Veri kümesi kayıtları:
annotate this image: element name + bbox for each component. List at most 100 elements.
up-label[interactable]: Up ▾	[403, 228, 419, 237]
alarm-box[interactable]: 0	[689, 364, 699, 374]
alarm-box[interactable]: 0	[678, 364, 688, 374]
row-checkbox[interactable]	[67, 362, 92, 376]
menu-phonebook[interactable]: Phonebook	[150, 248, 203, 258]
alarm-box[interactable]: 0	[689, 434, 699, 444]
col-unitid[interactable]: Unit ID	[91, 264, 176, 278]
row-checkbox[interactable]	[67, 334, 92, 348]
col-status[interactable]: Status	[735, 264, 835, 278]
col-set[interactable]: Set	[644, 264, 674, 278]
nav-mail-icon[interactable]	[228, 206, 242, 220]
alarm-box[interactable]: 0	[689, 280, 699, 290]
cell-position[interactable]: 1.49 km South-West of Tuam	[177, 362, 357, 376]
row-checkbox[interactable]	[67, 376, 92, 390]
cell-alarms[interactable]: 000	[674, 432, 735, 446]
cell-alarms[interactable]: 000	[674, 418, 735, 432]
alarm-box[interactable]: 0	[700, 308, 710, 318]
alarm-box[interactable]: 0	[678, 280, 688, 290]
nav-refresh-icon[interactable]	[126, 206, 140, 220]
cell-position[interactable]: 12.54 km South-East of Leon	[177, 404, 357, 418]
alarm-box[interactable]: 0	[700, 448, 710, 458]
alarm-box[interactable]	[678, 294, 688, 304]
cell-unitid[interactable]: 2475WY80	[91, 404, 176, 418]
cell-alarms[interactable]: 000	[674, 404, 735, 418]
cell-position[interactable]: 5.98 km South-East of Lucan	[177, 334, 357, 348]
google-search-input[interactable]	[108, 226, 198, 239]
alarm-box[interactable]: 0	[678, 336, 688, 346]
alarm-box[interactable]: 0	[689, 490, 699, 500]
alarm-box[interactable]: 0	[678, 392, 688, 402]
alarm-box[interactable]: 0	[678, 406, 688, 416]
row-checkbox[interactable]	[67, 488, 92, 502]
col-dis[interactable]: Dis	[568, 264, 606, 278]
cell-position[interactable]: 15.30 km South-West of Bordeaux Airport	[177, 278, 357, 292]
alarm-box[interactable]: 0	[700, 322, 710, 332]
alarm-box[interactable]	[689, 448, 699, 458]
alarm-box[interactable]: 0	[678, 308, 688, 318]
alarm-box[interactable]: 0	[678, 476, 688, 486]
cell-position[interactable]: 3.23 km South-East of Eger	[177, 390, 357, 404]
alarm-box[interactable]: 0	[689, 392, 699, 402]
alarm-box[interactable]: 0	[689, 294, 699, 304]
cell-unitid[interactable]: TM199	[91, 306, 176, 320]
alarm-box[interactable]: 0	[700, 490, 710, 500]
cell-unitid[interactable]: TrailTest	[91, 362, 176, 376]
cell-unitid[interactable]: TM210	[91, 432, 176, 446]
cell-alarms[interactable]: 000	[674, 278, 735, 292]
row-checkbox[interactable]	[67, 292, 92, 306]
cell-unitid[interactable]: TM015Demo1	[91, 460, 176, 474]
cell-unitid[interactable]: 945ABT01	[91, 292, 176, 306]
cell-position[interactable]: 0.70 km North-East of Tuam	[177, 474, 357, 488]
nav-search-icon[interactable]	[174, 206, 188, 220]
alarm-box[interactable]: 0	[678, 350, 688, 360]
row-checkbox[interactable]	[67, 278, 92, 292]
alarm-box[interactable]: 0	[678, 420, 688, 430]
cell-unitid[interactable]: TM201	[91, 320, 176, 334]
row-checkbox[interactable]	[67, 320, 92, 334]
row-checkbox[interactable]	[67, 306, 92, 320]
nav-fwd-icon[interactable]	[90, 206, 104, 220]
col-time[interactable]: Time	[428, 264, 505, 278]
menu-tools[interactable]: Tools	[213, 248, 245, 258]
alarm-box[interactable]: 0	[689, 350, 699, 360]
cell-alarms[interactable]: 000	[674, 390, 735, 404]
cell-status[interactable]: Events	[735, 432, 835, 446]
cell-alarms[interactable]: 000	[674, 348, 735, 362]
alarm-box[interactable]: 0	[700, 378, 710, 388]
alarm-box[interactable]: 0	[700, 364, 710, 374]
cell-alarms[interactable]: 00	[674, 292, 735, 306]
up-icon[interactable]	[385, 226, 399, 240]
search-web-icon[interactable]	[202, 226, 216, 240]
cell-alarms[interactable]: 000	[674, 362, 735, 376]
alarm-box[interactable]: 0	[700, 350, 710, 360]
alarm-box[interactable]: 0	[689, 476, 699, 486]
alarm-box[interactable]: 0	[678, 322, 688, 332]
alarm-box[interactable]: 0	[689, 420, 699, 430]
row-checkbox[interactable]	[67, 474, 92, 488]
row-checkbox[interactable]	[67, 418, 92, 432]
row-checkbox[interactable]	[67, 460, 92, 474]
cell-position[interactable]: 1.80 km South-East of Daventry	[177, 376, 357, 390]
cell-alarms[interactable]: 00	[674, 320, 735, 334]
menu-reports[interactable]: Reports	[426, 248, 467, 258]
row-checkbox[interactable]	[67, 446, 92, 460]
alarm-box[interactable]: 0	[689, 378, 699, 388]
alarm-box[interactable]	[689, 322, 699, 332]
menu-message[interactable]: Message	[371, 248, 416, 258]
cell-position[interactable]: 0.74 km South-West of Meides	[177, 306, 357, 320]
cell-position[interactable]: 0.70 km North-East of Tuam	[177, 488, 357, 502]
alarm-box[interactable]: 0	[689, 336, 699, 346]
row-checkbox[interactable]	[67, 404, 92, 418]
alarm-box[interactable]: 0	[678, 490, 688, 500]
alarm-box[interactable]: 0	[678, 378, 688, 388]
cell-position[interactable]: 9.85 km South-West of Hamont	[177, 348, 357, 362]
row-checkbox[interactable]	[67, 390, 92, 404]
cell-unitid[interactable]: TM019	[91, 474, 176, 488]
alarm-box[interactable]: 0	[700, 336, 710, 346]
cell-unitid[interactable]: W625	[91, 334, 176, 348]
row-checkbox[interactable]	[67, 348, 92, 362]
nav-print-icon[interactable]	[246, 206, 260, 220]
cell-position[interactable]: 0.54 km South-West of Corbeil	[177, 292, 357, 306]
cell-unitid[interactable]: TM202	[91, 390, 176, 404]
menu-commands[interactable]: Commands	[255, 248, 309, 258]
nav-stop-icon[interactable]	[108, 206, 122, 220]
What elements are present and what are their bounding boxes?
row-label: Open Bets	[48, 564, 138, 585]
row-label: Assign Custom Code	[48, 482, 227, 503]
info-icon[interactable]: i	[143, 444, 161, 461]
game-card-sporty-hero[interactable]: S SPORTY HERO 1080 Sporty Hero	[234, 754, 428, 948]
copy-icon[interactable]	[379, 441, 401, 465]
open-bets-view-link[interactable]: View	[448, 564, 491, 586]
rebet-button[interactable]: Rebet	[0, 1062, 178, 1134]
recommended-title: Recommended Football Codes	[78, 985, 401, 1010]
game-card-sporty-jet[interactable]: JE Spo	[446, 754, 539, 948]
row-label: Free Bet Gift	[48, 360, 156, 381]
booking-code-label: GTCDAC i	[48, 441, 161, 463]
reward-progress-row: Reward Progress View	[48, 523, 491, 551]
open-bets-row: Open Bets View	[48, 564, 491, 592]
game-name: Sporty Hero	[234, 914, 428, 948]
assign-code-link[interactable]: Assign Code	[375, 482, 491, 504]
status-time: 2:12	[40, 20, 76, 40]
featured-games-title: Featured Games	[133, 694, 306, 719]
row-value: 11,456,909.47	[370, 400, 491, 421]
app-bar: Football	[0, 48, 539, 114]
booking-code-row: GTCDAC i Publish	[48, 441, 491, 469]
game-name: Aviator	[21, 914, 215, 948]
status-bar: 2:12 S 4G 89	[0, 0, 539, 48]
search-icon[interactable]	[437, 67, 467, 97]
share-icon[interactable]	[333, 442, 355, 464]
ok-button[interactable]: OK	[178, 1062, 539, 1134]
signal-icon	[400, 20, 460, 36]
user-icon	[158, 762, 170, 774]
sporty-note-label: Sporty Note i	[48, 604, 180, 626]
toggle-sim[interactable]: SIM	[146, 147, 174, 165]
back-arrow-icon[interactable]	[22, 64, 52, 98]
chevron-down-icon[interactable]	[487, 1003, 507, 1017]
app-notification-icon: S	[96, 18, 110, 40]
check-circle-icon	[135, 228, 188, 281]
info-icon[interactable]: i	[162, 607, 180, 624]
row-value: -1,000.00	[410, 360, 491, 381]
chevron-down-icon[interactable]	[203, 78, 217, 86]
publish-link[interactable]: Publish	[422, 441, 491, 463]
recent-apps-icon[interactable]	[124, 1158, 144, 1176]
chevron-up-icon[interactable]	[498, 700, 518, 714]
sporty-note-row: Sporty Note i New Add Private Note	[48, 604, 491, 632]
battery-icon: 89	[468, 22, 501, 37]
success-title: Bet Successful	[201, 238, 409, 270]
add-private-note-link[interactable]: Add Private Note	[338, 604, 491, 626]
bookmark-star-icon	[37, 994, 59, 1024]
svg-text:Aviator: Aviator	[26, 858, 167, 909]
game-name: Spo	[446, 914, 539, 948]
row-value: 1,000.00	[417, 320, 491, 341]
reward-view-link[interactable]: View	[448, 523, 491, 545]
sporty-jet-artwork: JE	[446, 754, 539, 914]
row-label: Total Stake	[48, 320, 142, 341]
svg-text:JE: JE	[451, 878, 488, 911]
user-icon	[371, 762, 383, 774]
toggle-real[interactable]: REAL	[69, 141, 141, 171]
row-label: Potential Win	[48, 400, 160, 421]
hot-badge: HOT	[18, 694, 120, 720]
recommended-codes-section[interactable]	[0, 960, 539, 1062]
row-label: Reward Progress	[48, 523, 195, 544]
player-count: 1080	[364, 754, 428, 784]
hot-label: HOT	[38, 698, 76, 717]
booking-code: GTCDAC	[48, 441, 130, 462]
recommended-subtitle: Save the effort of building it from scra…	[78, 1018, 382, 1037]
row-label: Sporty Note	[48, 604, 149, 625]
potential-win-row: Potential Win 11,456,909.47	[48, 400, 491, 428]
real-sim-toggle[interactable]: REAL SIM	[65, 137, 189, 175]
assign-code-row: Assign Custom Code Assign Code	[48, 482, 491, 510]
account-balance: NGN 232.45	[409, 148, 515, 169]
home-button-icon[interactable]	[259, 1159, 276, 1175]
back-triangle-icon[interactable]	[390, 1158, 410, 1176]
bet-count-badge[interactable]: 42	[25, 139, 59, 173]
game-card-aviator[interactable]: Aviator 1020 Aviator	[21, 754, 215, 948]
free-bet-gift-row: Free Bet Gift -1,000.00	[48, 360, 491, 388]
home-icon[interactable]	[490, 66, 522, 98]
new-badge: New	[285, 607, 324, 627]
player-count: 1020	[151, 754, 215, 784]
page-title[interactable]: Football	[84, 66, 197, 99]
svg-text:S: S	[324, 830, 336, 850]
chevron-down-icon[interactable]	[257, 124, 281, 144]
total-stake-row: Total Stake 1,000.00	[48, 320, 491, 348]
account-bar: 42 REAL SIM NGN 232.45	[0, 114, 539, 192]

[Uyulacak talimatlar]
Öğelerin en başından başlayıp "448, 710, 458]" ifadesini içeren satırla biten bölümü, iki uçtaki satırlar da dahil olmak üzere hiçbir değişiklik yapmadan çıktı olarak ver.

[Tamamlanmış yanıt]
annotate this image: element name + bbox for each component. List at most 100 elements.
up-label[interactable]: Up ▾	[403, 228, 419, 237]
alarm-box[interactable]: 0	[689, 364, 699, 374]
alarm-box[interactable]: 0	[678, 364, 688, 374]
row-checkbox[interactable]	[67, 362, 92, 376]
menu-phonebook[interactable]: Phonebook	[150, 248, 203, 258]
alarm-box[interactable]: 0	[689, 434, 699, 444]
col-unitid[interactable]: Unit ID	[91, 264, 176, 278]
row-checkbox[interactable]	[67, 334, 92, 348]
col-status[interactable]: Status	[735, 264, 835, 278]
col-set[interactable]: Set	[644, 264, 674, 278]
nav-mail-icon[interactable]	[228, 206, 242, 220]
alarm-box[interactable]: 0	[689, 280, 699, 290]
cell-position[interactable]: 1.49 km South-West of Tuam	[177, 362, 357, 376]
row-checkbox[interactable]	[67, 376, 92, 390]
cell-alarms[interactable]: 000	[674, 432, 735, 446]
cell-alarms[interactable]: 000	[674, 418, 735, 432]
alarm-box[interactable]: 0	[700, 308, 710, 318]
alarm-box[interactable]: 0	[678, 280, 688, 290]
nav-refresh-icon[interactable]	[126, 206, 140, 220]
cell-position[interactable]: 12.54 km South-East of Leon	[177, 404, 357, 418]
alarm-box[interactable]: 0	[700, 448, 710, 458]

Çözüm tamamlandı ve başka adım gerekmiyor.